> [Problem requirements]: Determine which lines of the records include the word "value", and copy them.

> [Records shown]:
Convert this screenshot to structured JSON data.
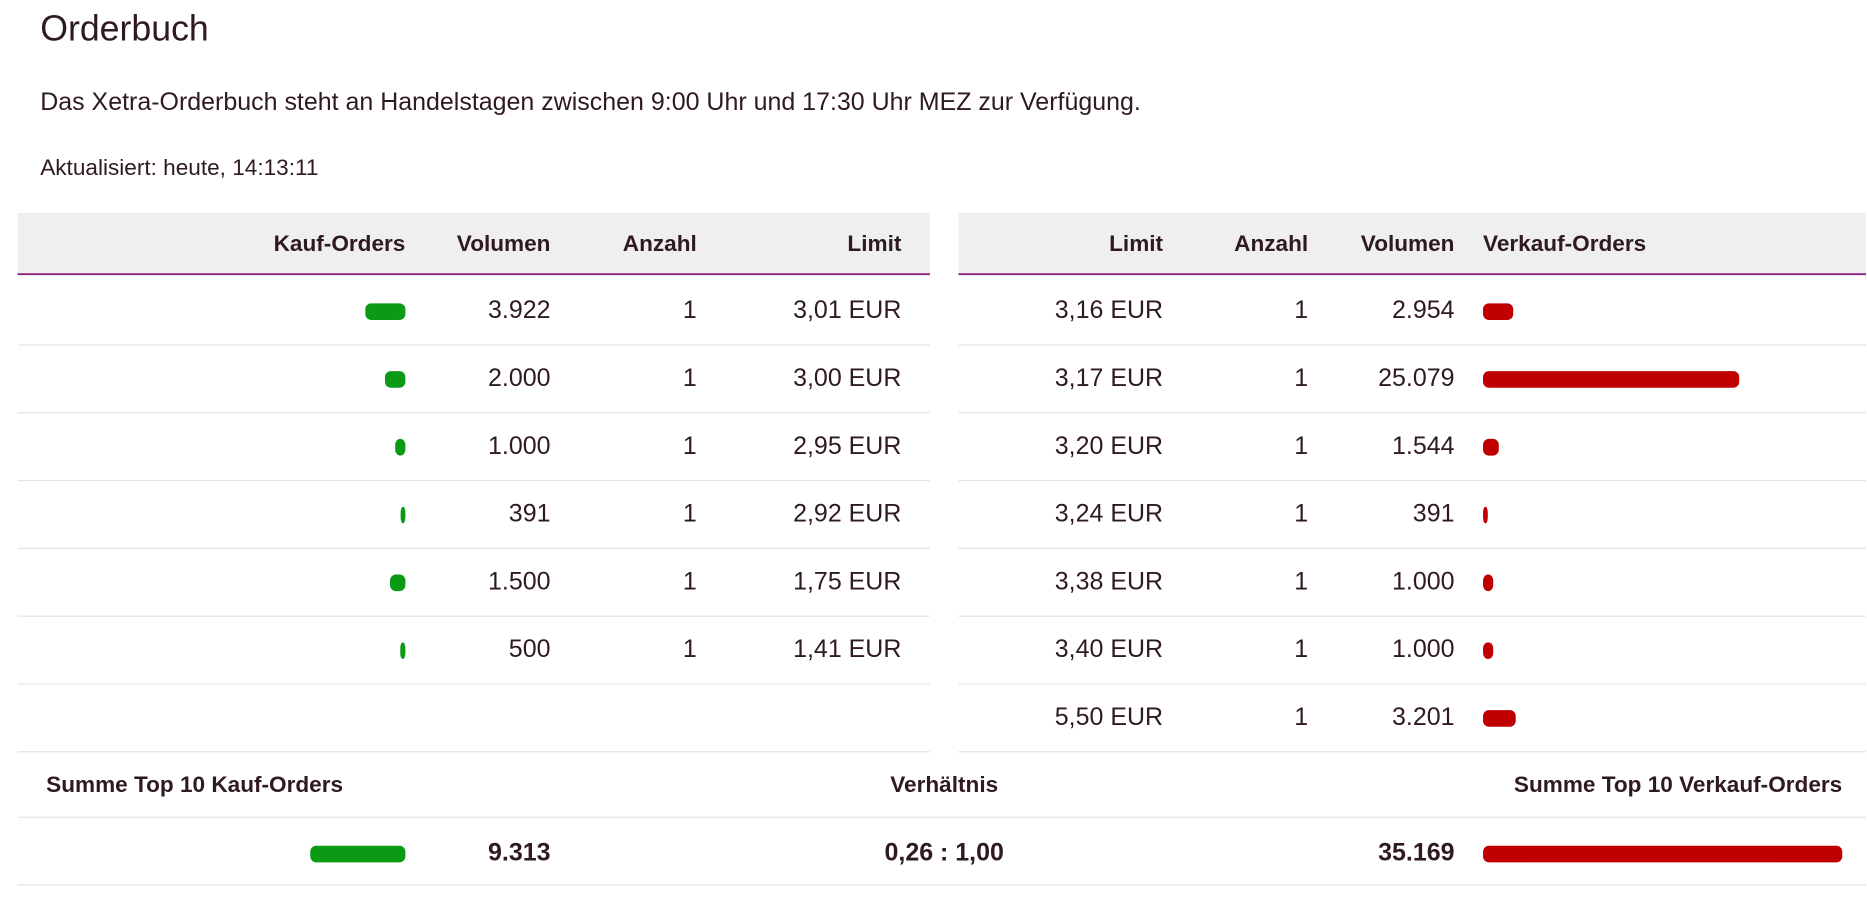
{
  "title": "Orderbuch",
  "description": "Das Xetra-Orderbuch steht an Handelstagen zwischen 9:00 Uhr und 17:30 Uhr MEZ zur Verfügung.",
  "updated": "Aktualisiert: heute, 14:13:11",
  "buy_table": {
    "columns": [
      "Kauf-Orders",
      "Volumen",
      "Anzahl",
      "Limit"
    ],
    "rows": [
      {
        "volume": {
          "value": 3922,
          "label": "3.922"
        },
        "count": 1,
        "limit": "3,01 EUR"
      },
      {
        "volume": {
          "value": 2000,
          "label": "2.000"
        },
        "count": 1,
        "limit": "3,00 EUR"
      },
      {
        "volume": {
          "value": 1000,
          "label": "1.000"
        },
        "count": 1,
        "limit": "2,95 EUR"
      },
      {
        "volume": 391,
        "count": 1,
        "limit": "2,92 EUR"
      },
      {
        "volume": {
          "value": 1500,
          "label": "1.500"
        },
        "count": 1,
        "limit": "1,75 EUR"
      },
      {
        "volume": 500,
        "count": 1,
        "limit": "1,41 EUR"
      }
    ]
  },
  "sell_table": {
    "columns": [
      "Limit",
      "Anzahl",
      "Volumen",
      "Verkauf-Orders"
    ],
    "rows": [
      {
        "limit": "3,16 EUR",
        "count": 1,
        "volume": {
          "value": 2954,
          "label": "2.954"
        }
      },
      {
        "limit": "3,17 EUR",
        "count": 1,
        "volume": {
          "value": 25079,
          "label": "25.079"
        }
      },
      {
        "limit": "3,20 EUR",
        "count": 1,
        "volume": {
          "value": 1544,
          "label": "1.544"
        }
      },
      {
        "limit": "3,24 EUR",
        "count": 1,
        "volume": 391
      },
      {
        "limit": "3,38 EUR",
        "count": 1,
        "volume": {
          "value": 1000,
          "label": "1.000"
        }
      },
      {
        "limit": "3,40 EUR",
        "count": 1,
        "volume": {
          "value": 1000,
          "label": "1.000"
        }
      },
      {
        "limit": "5,50 EUR",
        "count": 1,
        "volume": {
          "value": 3201,
          "label": "3.201"
        }
      }
    ]
  },
  "summary": {
    "buy_label": "Summe Top 10 Kauf-Orders",
    "ratio_label": "Verhältnis",
    "sell_label": "Summe Top 10 Verkauf-Orders",
    "buy_total": {
      "value": 9313,
      "label": "9.313"
    },
    "ratio": "0,26 : 1,00",
    "sell_total": {
      "value": 35169,
      "label": "35.169"
    }
  }
}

> [The completed task]:
          "value": 3922,
          "value": 2000,
          "value": 1000,
          "value": 1500,
          "value": 2954,
          "value": 25079,
          "value": 1544,
          "value": 1000,
          "value": 1000,
          "value": 3201,
      "value": 9313,
      "value": 35169,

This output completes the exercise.